Records excerpted from a collection:

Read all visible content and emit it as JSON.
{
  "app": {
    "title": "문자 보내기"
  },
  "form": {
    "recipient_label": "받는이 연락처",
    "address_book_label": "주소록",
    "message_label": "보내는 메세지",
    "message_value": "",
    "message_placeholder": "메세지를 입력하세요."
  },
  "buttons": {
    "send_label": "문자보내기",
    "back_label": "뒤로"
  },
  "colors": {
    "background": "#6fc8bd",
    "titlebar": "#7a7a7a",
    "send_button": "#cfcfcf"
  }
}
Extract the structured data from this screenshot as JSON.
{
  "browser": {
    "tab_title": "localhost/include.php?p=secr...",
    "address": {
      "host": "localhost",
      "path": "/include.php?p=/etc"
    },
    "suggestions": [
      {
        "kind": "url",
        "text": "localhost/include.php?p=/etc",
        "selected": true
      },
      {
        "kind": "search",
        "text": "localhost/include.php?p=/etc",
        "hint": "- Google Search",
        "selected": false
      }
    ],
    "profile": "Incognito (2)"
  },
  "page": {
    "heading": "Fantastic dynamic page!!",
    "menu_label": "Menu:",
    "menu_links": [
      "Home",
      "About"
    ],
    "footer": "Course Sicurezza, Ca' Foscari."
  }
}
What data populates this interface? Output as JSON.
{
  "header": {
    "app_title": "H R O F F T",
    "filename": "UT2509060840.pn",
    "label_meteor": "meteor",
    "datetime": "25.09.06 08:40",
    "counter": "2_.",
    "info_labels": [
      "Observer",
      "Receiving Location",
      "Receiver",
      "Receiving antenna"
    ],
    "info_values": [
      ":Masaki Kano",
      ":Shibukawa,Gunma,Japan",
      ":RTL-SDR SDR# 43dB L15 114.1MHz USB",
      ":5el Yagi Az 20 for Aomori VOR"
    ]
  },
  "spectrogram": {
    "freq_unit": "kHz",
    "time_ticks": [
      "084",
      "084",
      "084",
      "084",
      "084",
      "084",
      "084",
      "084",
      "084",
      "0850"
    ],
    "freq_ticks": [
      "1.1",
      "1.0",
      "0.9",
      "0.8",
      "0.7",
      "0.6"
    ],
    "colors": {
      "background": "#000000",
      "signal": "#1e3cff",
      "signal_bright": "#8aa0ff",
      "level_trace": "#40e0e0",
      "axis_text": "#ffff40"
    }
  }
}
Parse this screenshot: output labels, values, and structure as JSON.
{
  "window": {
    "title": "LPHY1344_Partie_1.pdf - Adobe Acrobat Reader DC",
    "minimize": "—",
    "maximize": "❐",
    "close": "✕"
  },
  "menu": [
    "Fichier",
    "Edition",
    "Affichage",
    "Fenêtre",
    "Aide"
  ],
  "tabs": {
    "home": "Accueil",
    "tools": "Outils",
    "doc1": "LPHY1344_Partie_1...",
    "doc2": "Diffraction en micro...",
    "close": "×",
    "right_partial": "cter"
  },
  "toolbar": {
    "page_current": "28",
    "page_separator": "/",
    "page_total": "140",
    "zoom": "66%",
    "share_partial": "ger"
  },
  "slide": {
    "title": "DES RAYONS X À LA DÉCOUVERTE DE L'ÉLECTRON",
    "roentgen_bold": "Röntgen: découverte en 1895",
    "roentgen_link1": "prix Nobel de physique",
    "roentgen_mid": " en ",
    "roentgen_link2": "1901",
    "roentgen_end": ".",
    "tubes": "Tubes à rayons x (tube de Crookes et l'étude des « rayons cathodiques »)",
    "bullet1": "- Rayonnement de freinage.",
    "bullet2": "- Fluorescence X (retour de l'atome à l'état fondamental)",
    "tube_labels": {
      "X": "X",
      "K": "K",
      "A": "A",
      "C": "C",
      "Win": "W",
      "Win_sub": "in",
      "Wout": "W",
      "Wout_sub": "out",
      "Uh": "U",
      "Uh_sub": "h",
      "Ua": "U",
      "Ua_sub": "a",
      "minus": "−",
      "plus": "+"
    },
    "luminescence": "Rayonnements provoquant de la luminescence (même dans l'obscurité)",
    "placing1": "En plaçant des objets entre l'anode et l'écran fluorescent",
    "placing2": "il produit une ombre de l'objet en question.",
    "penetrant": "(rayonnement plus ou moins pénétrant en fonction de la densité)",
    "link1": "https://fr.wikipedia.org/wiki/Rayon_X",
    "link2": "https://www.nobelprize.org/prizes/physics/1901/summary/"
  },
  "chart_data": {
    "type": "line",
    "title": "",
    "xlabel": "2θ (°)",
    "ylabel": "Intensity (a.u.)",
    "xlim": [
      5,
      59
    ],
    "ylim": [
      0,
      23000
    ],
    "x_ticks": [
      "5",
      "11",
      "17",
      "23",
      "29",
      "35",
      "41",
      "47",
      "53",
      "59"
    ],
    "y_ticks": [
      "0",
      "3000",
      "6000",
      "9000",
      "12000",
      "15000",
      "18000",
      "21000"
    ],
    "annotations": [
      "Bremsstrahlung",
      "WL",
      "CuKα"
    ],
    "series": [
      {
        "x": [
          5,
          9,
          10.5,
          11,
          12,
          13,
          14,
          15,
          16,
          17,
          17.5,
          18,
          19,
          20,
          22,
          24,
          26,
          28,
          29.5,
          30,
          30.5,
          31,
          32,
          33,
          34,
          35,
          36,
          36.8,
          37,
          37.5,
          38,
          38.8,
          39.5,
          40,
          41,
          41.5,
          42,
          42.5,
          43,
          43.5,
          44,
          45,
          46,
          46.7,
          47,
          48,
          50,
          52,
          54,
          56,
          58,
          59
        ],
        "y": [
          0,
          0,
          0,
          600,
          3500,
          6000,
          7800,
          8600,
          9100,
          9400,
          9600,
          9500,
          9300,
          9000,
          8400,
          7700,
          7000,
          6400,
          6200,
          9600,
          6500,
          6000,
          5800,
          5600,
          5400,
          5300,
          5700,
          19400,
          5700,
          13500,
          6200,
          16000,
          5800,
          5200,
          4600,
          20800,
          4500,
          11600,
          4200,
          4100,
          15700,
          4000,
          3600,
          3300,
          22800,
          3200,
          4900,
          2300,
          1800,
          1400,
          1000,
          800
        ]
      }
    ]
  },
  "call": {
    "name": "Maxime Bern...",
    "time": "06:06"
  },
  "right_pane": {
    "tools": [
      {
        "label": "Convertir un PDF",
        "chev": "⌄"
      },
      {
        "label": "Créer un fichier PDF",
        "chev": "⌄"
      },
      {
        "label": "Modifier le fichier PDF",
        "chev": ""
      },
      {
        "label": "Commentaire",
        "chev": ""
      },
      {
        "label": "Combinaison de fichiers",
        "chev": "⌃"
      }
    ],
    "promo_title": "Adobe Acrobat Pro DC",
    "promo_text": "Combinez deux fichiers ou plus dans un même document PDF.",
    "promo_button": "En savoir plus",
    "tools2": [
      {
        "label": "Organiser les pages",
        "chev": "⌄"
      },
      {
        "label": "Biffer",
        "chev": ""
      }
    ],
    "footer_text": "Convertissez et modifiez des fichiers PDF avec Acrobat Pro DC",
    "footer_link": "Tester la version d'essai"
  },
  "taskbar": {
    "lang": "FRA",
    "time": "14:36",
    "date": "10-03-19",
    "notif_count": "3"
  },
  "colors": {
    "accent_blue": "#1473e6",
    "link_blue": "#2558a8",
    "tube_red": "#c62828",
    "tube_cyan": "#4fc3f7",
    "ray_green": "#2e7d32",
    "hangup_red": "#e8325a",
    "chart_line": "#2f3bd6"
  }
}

* GIVEN TASK: Set down the listing above in full, please, exactly as it appears.

* TASK SOLUTION:
Read all visible content and emit it as JSON.
{
  "app": {
    "title": "문자 보내기"
  },
  "form": {
    "recipient_label": "받는이 연락처",
    "address_book_label": "주소록",
    "message_label": "보내는 메세지",
    "message_value": "",
    "message_placeholder": "메세지를 입력하세요."
  },
  "buttons": {
    "send_label": "문자보내기",
    "back_label": "뒤로"
  },
  "colors": {
    "background": "#6fc8bd",
    "titlebar": "#7a7a7a",
    "send_button": "#cfcfcf"
  }
}
Extract the structured data from this screenshot as JSON.
{
  "browser": {
    "tab_title": "localhost/include.php?p=secr...",
    "address": {
      "host": "localhost",
      "path": "/include.php?p=/etc"
    },
    "suggestions": [
      {
        "kind": "url",
        "text": "localhost/include.php?p=/etc",
        "selected": true
      },
      {
        "kind": "search",
        "text": "localhost/include.php?p=/etc",
        "hint": "- Google Search",
        "selected": false
      }
    ],
    "profile": "Incognito (2)"
  },
  "page": {
    "heading": "Fantastic dynamic page!!",
    "menu_label": "Menu:",
    "menu_links": [
      "Home",
      "About"
    ],
    "footer": "Course Sicurezza, Ca' Foscari."
  }
}
What data populates this interface? Output as JSON.
{
  "header": {
    "app_title": "H R O F F T",
    "filename": "UT2509060840.pn",
    "label_meteor": "meteor",
    "datetime": "25.09.06 08:40",
    "counter": "2_.",
    "info_labels": [
      "Observer",
      "Receiving Location",
      "Receiver",
      "Receiving antenna"
    ],
    "info_values": [
      ":Masaki Kano",
      ":Shibukawa,Gunma,Japan",
      ":RTL-SDR SDR# 43dB L15 114.1MHz USB",
      ":5el Yagi Az 20 for Aomori VOR"
    ]
  },
  "spectrogram": {
    "freq_unit": "kHz",
    "time_ticks": [
      "084",
      "084",
      "084",
      "084",
      "084",
      "084",
      "084",
      "084",
      "084",
      "0850"
    ],
    "freq_ticks": [
      "1.1",
      "1.0",
      "0.9",
      "0.8",
      "0.7",
      "0.6"
    ],
    "colors": {
      "background": "#000000",
      "signal": "#1e3cff",
      "signal_bright": "#8aa0ff",
      "level_trace": "#40e0e0",
      "axis_text": "#ffff40"
    }
  }
}
Parse this screenshot: output labels, values, and structure as JSON.
{
  "window": {
    "title": "LPHY1344_Partie_1.pdf - Adobe Acrobat Reader DC",
    "minimize": "—",
    "maximize": "❐",
    "close": "✕"
  },
  "menu": [
    "Fichier",
    "Edition",
    "Affichage",
    "Fenêtre",
    "Aide"
  ],
  "tabs": {
    "home": "Accueil",
    "tools": "Outils",
    "doc1": "LPHY1344_Partie_1...",
    "doc2": "Diffraction en micro...",
    "close": "×",
    "right_partial": "cter"
  },
  "toolbar": {
    "page_current": "28",
    "page_separator": "/",
    "page_total": "140",
    "zoom": "66%",
    "share_partial": "ger"
  },
  "slide": {
    "title": "DES RAYONS X À LA DÉCOUVERTE DE L'ÉLECTRON",
    "roentgen_bold": "Röntgen: découverte en 1895",
    "roentgen_link1": "prix Nobel de physique",
    "roentgen_mid": " en ",
    "roentgen_link2": "1901",
    "roentgen_end": ".",
    "tubes": "Tubes à rayons x (tube de Crookes et l'étude des « rayons cathodiques »)",
    "bullet1": "- Rayonnement de freinage.",
    "bullet2": "- Fluorescence X (retour de l'atome à l'état fondamental)",
    "tube_labels": {
      "X": "X",
      "K": "K",
      "A": "A",
      "C": "C",
      "Win": "W",
      "Win_sub": "in",
      "Wout": "W",
      "Wout_sub": "out",
      "Uh": "U",
      "Uh_sub": "h",
      "Ua": "U",
      "Ua_sub": "a",
      "minus": "−",
      "plus": "+"
    },
    "luminescence": "Rayonnements provoquant de la luminescence (même dans l'obscurité)",
    "placing1": "En plaçant des objets entre l'anode et l'écran fluorescent",
    "placing2": "il produit une ombre de l'objet en question.",
    "penetrant": "(rayonnement plus ou moins pénétrant en fonction de la densité)",
    "link1": "https://fr.wikipedia.org/wiki/Rayon_X",
    "link2": "https://www.nobelprize.org/prizes/physics/1901/summary/"
  },
  "chart_data": {
    "type": "line",
    "title": "",
    "xlabel": "2θ (°)",
    "ylabel": "Intensity (a.u.)",
    "xlim": [
      5,
      59
    ],
    "ylim": [
      0,
      23000
    ],
    "x_ticks": [
      "5",
      "11",
      "17",
      "23",
      "29",
      "35",
      "41",
      "47",
      "53",
      "59"
    ],
    "y_ticks": [
      "0",
      "3000",
      "6000",
      "9000",
      "12000",
      "15000",
      "18000",
      "21000"
    ],
    "annotations": [
      "Bremsstrahlung",
      "WL",
      "CuKα"
    ],
    "series": [
      {
        "x": [
          5,
          9,
          10.5,
          11,
          12,
          13,
          14,
          15,
          16,
          17,
          17.5,
          18,
          19,
          20,
          22,
          24,
          26,
          28,
          29.5,
          30,
          30.5,
          31,
          32,
          33,
          34,
          35,
          36,
          36.8,
          37,
          37.5,
          38,
          38.8,
          39.5,
          40,
          41,
          41.5,
          42,
          42.5,
          43,
          43.5,
          44,
          45,
          46,
          46.7,
          47,
          48,
          50,
          52,
          54,
          56,
          58,
          59
        ],
        "y": [
          0,
          0,
          0,
          600,
          3500,
          6000,
          7800,
          8600,
          9100,
          9400,
          9600,
          9500,
          9300,
          9000,
          8400,
          7700,
          7000,
          6400,
          6200,
          9600,
          6500,
          6000,
          5800,
          5600,
          5400,
          5300,
          5700,
          19400,
          5700,
          13500,
          6200,
          16000,
          5800,
          5200,
          4600,
          20800,
          4500,
          11600,
          4200,
          4100,
          15700,
          4000,
          3600,
          3300,
          22800,
          3200,
          4900,
          2300,
          1800,
          1400,
          1000,
          800
        ]
      }
    ]
  },
  "call": {
    "name": "Maxime Bern...",
    "time": "06:06"
  },
  "right_pane": {
    "tools": [
      {
        "label": "Convertir un PDF",
        "chev": "⌄"
      },
      {
        "label": "Créer un fichier PDF",
        "chev": "⌄"
      },
      {
        "label": "Modifier le fichier PDF",
        "chev": ""
      },
      {
        "label": "Commentaire",
        "chev": ""
      },
      {
        "label": "Combinaison de fichiers",
        "chev": "⌃"
      }
    ],
    "promo_title": "Adobe Acrobat Pro DC",
    "promo_text": "Combinez deux fichiers ou plus dans un même document PDF.",
    "promo_button": "En savoir plus",
    "tools2": [
      {
        "label": "Organiser les pages",
        "chev": "⌄"
      },
      {
        "label": "Biffer",
        "chev": ""
      }
    ],
    "footer_text": "Convertissez et modifiez des fichiers PDF avec Acrobat Pro DC",
    "footer_link": "Tester la version d'essai"
  },
  "taskbar": {
    "lang": "FRA",
    "time": "14:36",
    "date": "10-03-19",
    "notif_count": "3"
  },
  "colors": {
    "accent_blue": "#1473e6",
    "link_blue": "#2558a8",
    "tube_red": "#c62828",
    "tube_cyan": "#4fc3f7",
    "ray_green": "#2e7d32",
    "hangup_red": "#e8325a",
    "chart_line": "#2f3bd6"
  }
}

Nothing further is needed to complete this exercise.